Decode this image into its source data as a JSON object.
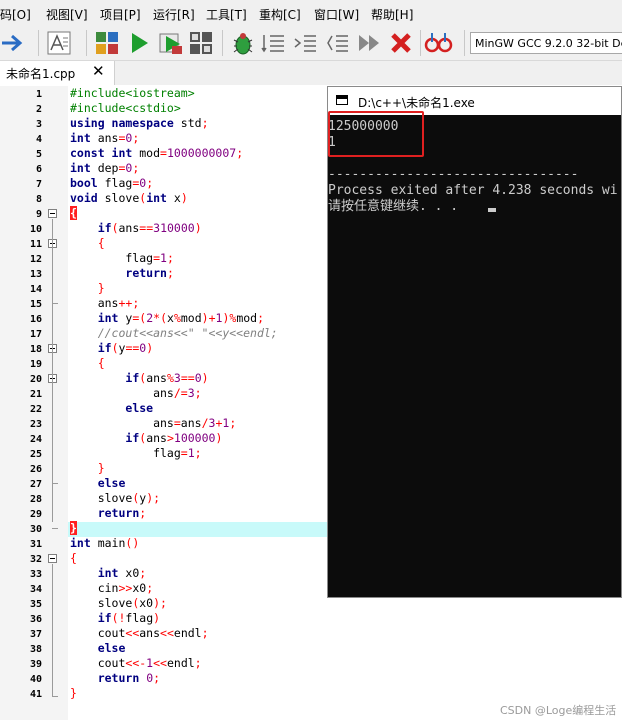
{
  "menu": {
    "items": [
      "码[O]",
      "视图[V]",
      "项目[P]",
      "运行[R]",
      "工具[T]",
      "重构[C]",
      "窗口[W]",
      "帮助[H]"
    ]
  },
  "toolbar": {
    "compiler_select": "MinGW GCC 9.2.0 32-bit Del"
  },
  "tab": {
    "label": "未命名1.cpp",
    "close": "✕"
  },
  "editor": {
    "line_numbers": [
      "1",
      "2",
      "3",
      "4",
      "5",
      "6",
      "7",
      "8",
      "9",
      "10",
      "11",
      "12",
      "13",
      "14",
      "15",
      "16",
      "17",
      "18",
      "19",
      "20",
      "21",
      "22",
      "23",
      "24",
      "25",
      "26",
      "27",
      "28",
      "29",
      "30",
      "31",
      "32",
      "33",
      "34",
      "35",
      "36",
      "37",
      "38",
      "39",
      "40",
      "41"
    ]
  },
  "console": {
    "title": "D:\\c++\\未命名1.exe",
    "output_line1": "125000000",
    "output_line2": "1",
    "separator": "--------------------------------",
    "process_msg": "Process exited after 4.238 seconds wi",
    "press_key": "请按任意键继续. . . "
  },
  "watermark": "CSDN @Loge编程生活",
  "colors": {
    "keyword": "#000080",
    "number": "#800080",
    "preprocessor": "#008000",
    "operator": "#ff0000",
    "comment": "#808080",
    "highlight_line": "#c8fafa",
    "console_bg": "#0c0c0c",
    "annotation_box": "#e02020"
  }
}
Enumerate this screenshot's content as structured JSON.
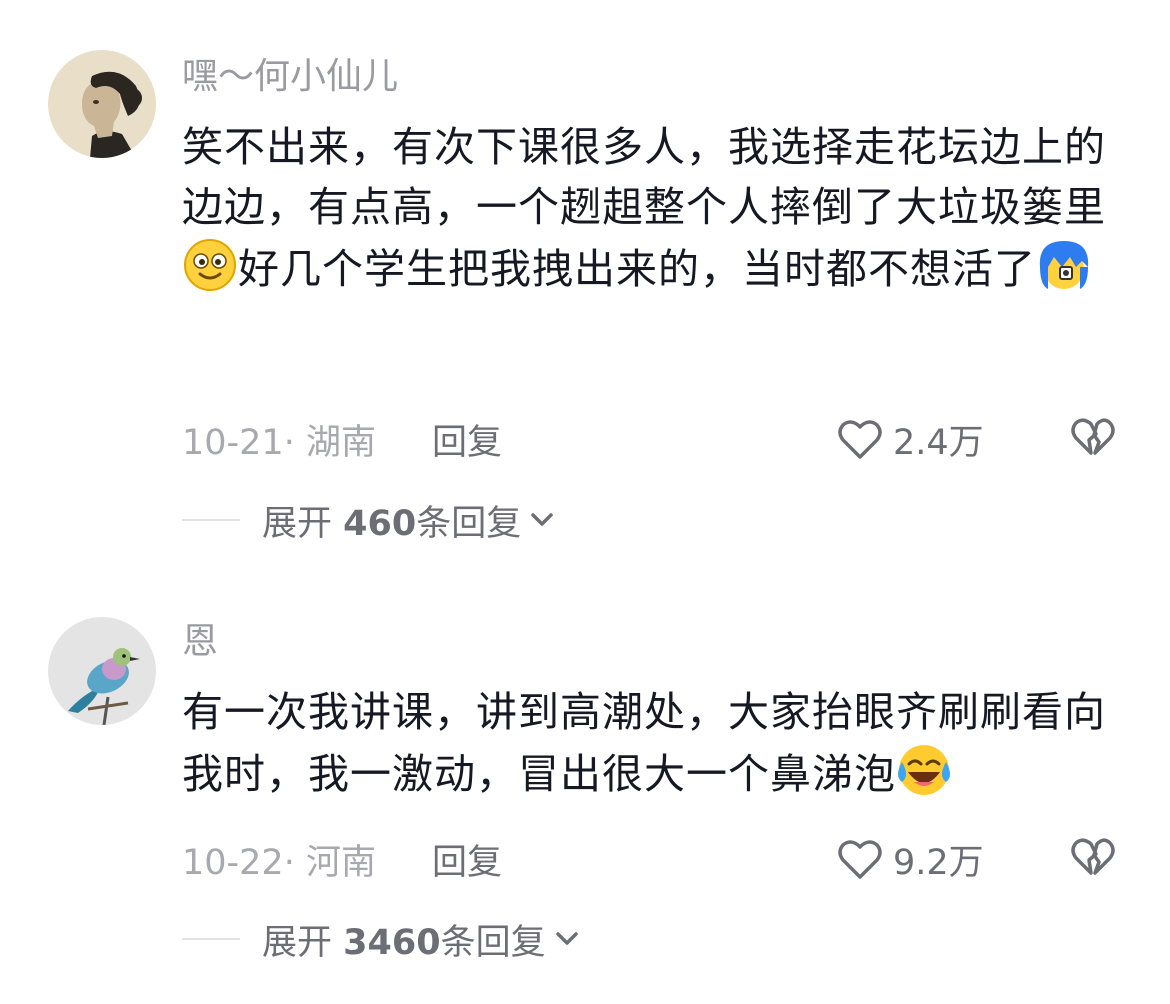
{
  "comments": [
    {
      "username": "嘿～何小仙儿",
      "text_parts": [
        "笑不出来，有次下课很多人，我选择走花坛边上的边边，有点高，一个趔趄整个人摔倒了大垃圾篓里",
        "好几个学生把我拽出来的，当时都不想活了"
      ],
      "emoji_1": "smiling-face-emoji",
      "emoji_2": "blue-hair-face-emoji",
      "date": "10-21· 湖南",
      "reply_label": "回复",
      "likes": "2.4万",
      "expand_prefix": "展开",
      "expand_count": "460",
      "expand_suffix": "条回复"
    },
    {
      "username": "恩",
      "text_parts": [
        "有一次我讲课，讲到高潮处，大家抬眼齐刷刷看向我时，我一激动，冒出很大一个鼻涕泡"
      ],
      "emoji_1": "crying-laughing-face-emoji",
      "date": "10-22· 河南",
      "reply_label": "回复",
      "likes": "9.2万",
      "expand_prefix": "展开",
      "expand_count": "3460",
      "expand_suffix": "条回复"
    }
  ],
  "colors": {
    "text": "#161823",
    "muted": "#9a9ba1",
    "action": "#6d6e75",
    "divider": "#e3e3e6"
  },
  "icons": [
    "heart-outline-icon",
    "broken-heart-icon",
    "chevron-down-icon"
  ]
}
========
(Aim): Copy each line in full and exactly, omitting any picture.

(Solution):
Decode this image into its source data as a JSON object.
{
  "menu": {
    "items": [
      "码[O]",
      "视图[V]",
      "项目[P]",
      "运行[R]",
      "工具[T]",
      "重构[C]",
      "窗口[W]",
      "帮助[H]"
    ]
  },
  "toolbar": {
    "compiler_select": "MinGW GCC 9.2.0 32-bit Del"
  },
  "tab": {
    "label": "未命名1.cpp",
    "close": "✕"
  },
  "editor": {
    "line_numbers": [
      "1",
      "2",
      "3",
      "4",
      "5",
      "6",
      "7",
      "8",
      "9",
      "10",
      "11",
      "12",
      "13",
      "14",
      "15",
      "16",
      "17",
      "18",
      "19",
      "20",
      "21",
      "22",
      "23",
      "24",
      "25",
      "26",
      "27",
      "28",
      "29",
      "30",
      "31",
      "32",
      "33",
      "34",
      "35",
      "36",
      "37",
      "38",
      "39",
      "40",
      "41"
    ]
  },
  "console": {
    "title": "D:\\c++\\未命名1.exe",
    "output_line1": "125000000",
    "output_line2": "1",
    "separator": "--------------------------------",
    "process_msg": "Process exited after 4.238 seconds wi",
    "press_key": "请按任意键继续. . . "
  },
  "watermark": "CSDN @Loge编程生活",
  "colors": {
    "keyword": "#000080",
    "number": "#800080",
    "preprocessor": "#008000",
    "operator": "#ff0000",
    "comment": "#808080",
    "highlight_line": "#c8fafa",
    "console_bg": "#0c0c0c",
    "annotation_box": "#e02020"
  }
}
Enumerate this screenshot's content as structured JSON.
{
  "comments": [
    {
      "username": "嘿～何小仙儿",
      "text_parts": [
        "笑不出来，有次下课很多人，我选择走花坛边上的边边，有点高，一个趔趄整个人摔倒了大垃圾篓里",
        "好几个学生把我拽出来的，当时都不想活了"
      ],
      "emoji_1": "smiling-face-emoji",
      "emoji_2": "blue-hair-face-emoji",
      "date": "10-21· 湖南",
      "reply_label": "回复",
      "likes": "2.4万",
      "expand_prefix": "展开",
      "expand_count": "460",
      "expand_suffix": "条回复"
    },
    {
      "username": "恩",
      "text_parts": [
        "有一次我讲课，讲到高潮处，大家抬眼齐刷刷看向我时，我一激动，冒出很大一个鼻涕泡"
      ],
      "emoji_1": "crying-laughing-face-emoji",
      "date": "10-22· 河南",
      "reply_label": "回复",
      "likes": "9.2万",
      "expand_prefix": "展开",
      "expand_count": "3460",
      "expand_suffix": "条回复"
    }
  ],
  "colors": {
    "text": "#161823",
    "muted": "#9a9ba1",
    "action": "#6d6e75",
    "divider": "#e3e3e6"
  },
  "icons": [
    "heart-outline-icon",
    "broken-heart-icon",
    "chevron-down-icon"
  ]
}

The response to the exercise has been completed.